[Dataset rows about figures]
###

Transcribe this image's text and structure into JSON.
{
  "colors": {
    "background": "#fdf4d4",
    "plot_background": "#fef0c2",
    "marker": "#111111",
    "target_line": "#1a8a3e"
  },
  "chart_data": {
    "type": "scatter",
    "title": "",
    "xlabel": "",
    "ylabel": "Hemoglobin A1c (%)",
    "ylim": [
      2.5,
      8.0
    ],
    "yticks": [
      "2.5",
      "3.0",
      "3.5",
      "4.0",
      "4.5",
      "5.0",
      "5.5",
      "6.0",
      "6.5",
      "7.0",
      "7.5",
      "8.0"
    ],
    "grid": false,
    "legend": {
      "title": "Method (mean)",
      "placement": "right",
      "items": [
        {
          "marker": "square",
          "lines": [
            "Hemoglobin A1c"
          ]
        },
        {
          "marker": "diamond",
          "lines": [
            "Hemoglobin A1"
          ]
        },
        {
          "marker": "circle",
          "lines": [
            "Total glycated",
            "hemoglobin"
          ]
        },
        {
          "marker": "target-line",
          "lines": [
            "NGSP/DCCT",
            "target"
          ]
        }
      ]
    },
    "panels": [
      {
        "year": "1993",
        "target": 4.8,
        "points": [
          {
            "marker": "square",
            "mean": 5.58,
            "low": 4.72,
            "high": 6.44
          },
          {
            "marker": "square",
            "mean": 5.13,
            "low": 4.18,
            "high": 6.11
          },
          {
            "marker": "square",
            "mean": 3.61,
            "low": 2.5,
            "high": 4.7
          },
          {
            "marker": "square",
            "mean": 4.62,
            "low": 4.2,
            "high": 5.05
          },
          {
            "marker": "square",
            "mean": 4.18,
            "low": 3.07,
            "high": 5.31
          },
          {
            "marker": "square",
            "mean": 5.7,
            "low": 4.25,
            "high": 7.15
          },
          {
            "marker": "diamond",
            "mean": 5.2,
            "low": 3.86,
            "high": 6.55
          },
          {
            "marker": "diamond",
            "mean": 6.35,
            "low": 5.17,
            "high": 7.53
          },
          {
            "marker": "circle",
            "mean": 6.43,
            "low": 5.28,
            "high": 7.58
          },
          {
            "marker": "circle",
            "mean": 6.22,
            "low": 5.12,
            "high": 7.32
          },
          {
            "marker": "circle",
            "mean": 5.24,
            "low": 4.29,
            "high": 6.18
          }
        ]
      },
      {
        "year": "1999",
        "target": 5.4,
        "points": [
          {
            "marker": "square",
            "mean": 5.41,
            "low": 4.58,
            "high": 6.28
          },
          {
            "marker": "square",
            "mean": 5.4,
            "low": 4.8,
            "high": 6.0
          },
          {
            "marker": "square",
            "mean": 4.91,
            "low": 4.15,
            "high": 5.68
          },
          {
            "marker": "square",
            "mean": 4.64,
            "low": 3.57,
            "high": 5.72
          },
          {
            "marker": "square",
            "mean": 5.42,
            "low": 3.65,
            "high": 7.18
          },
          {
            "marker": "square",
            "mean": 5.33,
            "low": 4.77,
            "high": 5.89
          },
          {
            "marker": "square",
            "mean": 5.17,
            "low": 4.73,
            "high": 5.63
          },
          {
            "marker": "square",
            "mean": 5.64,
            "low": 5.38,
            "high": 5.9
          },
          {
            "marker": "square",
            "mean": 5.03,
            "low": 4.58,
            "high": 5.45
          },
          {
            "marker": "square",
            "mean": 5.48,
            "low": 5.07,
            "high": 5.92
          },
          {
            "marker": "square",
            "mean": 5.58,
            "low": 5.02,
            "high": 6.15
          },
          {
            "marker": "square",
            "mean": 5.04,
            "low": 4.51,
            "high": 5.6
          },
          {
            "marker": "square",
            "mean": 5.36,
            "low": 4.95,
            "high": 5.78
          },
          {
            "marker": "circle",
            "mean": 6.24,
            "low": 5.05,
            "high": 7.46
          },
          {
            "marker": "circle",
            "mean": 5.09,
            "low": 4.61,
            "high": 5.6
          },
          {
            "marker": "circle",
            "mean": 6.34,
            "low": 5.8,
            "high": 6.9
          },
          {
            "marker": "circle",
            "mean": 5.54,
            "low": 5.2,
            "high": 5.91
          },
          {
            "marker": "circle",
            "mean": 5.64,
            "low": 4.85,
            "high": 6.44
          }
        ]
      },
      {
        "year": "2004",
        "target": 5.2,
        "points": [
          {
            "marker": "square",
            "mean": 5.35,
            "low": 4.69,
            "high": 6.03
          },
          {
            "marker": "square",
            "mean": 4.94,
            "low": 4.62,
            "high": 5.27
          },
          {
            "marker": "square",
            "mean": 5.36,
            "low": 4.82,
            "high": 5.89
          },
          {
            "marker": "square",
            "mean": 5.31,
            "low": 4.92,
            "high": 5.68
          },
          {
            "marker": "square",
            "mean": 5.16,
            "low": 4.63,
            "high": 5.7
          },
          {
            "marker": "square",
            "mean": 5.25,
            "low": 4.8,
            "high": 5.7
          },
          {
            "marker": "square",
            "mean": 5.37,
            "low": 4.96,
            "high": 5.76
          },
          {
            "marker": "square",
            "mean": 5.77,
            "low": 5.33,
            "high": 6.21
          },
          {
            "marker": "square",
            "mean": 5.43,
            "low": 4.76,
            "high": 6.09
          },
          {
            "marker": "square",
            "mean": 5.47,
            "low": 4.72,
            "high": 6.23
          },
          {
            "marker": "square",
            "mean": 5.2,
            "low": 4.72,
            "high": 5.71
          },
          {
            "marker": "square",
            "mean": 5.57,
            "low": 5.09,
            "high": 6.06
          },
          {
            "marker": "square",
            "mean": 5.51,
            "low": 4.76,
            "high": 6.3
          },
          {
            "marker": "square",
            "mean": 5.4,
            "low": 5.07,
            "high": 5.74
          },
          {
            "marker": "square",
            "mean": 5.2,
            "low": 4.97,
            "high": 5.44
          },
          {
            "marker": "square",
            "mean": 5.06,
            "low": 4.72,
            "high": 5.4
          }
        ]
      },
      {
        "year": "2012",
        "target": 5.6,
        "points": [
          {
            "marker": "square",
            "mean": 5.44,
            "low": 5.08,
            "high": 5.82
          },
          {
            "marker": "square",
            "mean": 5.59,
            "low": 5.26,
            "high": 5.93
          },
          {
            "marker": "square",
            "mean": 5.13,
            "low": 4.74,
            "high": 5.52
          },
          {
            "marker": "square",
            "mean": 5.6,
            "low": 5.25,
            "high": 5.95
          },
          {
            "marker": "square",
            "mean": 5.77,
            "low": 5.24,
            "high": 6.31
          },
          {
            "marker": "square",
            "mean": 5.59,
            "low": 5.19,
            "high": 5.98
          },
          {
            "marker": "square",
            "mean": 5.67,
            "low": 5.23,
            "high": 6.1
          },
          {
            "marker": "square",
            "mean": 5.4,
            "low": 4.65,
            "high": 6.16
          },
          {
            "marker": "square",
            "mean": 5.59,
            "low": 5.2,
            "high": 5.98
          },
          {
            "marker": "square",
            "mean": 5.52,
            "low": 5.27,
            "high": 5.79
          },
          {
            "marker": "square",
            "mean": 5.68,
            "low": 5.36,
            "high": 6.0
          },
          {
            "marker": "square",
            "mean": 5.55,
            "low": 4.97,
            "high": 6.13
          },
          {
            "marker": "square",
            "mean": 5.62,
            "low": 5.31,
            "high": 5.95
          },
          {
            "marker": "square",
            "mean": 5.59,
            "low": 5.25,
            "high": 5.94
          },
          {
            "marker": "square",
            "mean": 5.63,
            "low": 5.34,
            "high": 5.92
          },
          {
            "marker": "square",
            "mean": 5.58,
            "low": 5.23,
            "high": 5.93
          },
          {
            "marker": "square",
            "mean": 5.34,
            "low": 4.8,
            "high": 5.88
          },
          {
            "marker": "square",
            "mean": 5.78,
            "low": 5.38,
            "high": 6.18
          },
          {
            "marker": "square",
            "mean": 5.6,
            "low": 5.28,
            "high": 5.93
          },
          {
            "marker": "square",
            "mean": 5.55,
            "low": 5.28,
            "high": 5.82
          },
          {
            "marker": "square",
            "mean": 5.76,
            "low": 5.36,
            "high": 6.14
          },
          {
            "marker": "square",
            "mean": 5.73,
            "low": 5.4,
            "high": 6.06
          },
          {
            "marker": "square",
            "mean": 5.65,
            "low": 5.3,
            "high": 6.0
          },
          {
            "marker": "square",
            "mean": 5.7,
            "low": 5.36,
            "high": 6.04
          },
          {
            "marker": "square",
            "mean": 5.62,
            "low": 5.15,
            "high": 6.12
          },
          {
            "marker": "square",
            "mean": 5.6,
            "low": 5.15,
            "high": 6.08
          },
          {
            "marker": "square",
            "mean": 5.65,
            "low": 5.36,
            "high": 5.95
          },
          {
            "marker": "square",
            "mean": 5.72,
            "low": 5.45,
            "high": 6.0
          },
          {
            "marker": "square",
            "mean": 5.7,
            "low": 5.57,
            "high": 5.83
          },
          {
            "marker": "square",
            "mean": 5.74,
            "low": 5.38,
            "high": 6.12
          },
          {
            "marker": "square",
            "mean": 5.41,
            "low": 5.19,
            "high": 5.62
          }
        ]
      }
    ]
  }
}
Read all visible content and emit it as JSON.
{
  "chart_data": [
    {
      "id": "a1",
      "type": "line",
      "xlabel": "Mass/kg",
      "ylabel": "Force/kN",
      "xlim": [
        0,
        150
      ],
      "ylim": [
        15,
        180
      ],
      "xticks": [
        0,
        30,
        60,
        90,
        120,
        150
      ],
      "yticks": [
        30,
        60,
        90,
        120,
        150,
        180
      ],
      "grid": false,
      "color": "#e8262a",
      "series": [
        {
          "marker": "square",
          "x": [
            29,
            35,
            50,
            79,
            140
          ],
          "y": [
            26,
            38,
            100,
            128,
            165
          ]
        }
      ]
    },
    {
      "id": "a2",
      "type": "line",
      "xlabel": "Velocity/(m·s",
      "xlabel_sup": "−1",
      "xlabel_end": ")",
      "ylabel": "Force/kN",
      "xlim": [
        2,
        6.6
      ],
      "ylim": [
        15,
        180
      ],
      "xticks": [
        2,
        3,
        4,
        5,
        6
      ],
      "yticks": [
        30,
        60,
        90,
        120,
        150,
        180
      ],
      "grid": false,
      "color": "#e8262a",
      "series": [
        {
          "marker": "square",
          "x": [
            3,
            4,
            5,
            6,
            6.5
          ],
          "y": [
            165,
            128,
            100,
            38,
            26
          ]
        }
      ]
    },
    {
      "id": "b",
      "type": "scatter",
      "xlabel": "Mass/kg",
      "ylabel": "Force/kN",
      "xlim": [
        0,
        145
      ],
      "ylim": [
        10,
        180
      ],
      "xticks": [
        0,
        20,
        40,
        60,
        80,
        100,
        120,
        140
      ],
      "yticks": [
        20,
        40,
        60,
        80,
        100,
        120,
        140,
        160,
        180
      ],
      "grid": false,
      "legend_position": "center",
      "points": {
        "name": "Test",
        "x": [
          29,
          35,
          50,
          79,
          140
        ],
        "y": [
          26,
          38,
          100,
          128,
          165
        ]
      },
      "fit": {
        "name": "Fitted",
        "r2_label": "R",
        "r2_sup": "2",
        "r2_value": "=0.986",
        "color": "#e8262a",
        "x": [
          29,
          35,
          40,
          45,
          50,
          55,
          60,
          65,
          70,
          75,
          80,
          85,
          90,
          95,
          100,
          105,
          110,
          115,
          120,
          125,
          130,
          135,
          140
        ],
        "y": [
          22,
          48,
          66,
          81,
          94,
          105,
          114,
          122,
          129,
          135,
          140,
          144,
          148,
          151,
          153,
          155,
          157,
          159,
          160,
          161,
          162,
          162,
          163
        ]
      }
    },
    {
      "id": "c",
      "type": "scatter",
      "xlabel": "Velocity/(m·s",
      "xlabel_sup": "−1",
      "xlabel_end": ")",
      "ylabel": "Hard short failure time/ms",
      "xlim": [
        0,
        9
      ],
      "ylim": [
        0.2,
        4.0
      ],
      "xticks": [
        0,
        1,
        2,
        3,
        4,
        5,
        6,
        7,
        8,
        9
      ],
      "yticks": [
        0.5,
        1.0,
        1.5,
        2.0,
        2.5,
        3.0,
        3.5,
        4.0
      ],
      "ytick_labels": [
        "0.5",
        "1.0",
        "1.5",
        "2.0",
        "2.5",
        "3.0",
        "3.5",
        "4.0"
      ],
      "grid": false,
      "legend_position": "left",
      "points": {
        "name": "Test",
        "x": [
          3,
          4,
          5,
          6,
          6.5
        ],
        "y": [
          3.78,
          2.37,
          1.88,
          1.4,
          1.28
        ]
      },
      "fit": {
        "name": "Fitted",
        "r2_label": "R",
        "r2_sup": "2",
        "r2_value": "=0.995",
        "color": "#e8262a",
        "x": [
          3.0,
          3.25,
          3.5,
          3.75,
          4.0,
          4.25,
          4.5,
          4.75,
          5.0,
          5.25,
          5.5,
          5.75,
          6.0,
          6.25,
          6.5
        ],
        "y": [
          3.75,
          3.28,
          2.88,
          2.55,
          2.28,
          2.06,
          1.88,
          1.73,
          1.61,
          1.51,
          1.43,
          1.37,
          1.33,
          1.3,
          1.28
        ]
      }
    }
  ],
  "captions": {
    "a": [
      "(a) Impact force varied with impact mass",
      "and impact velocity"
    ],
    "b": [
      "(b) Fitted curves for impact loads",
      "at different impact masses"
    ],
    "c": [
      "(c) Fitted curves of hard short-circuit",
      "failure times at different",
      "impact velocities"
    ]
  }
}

###

Read through the data and copy every line where "different" shows up.

- [SOLUTION FOR THIS PROBLEM]
      "at different impact masses"
      "failure times at different",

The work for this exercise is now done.